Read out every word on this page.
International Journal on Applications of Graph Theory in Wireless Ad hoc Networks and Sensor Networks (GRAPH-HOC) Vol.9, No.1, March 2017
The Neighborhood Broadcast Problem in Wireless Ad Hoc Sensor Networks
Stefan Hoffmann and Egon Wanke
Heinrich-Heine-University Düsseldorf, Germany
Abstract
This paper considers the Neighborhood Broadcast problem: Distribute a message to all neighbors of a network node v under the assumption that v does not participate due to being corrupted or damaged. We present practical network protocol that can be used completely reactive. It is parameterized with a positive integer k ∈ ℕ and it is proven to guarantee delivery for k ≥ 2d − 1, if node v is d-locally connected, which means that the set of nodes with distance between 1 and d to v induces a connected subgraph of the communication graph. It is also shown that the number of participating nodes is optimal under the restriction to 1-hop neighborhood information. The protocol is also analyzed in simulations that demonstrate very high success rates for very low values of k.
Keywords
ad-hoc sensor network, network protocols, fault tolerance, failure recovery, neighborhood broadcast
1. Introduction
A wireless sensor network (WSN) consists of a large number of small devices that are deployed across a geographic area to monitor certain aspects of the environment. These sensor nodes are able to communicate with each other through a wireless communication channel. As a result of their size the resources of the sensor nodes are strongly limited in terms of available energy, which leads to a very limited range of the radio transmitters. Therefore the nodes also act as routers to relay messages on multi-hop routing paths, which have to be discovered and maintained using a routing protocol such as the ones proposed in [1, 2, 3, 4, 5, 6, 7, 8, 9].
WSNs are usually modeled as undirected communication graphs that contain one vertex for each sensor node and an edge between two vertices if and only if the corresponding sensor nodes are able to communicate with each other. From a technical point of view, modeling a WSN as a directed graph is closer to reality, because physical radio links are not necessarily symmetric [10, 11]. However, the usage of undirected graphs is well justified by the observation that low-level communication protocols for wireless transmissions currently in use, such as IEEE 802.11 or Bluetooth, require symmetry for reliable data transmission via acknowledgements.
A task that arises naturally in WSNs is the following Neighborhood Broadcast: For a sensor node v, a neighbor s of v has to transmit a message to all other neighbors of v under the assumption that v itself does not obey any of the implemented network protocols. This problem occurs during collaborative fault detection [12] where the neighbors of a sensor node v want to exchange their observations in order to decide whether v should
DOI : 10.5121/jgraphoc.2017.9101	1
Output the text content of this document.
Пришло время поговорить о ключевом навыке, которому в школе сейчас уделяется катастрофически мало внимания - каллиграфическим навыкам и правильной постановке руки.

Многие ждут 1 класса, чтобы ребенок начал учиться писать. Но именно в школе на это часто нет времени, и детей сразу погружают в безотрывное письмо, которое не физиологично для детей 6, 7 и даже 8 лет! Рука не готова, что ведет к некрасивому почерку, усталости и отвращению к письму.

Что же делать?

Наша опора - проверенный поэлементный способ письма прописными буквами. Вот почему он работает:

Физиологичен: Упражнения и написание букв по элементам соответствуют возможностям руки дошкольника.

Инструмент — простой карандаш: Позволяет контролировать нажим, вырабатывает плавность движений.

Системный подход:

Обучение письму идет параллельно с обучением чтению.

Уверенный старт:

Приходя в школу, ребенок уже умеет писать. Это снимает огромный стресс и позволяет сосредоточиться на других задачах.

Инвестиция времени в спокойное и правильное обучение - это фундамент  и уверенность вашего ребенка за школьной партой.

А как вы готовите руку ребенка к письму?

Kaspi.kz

◆ DESCRIPTION OF THE TASK:
Establish how many lines of the records contain the string "ребенка" and state that number without elaboration.

◆ OUTPUT BELOW:
2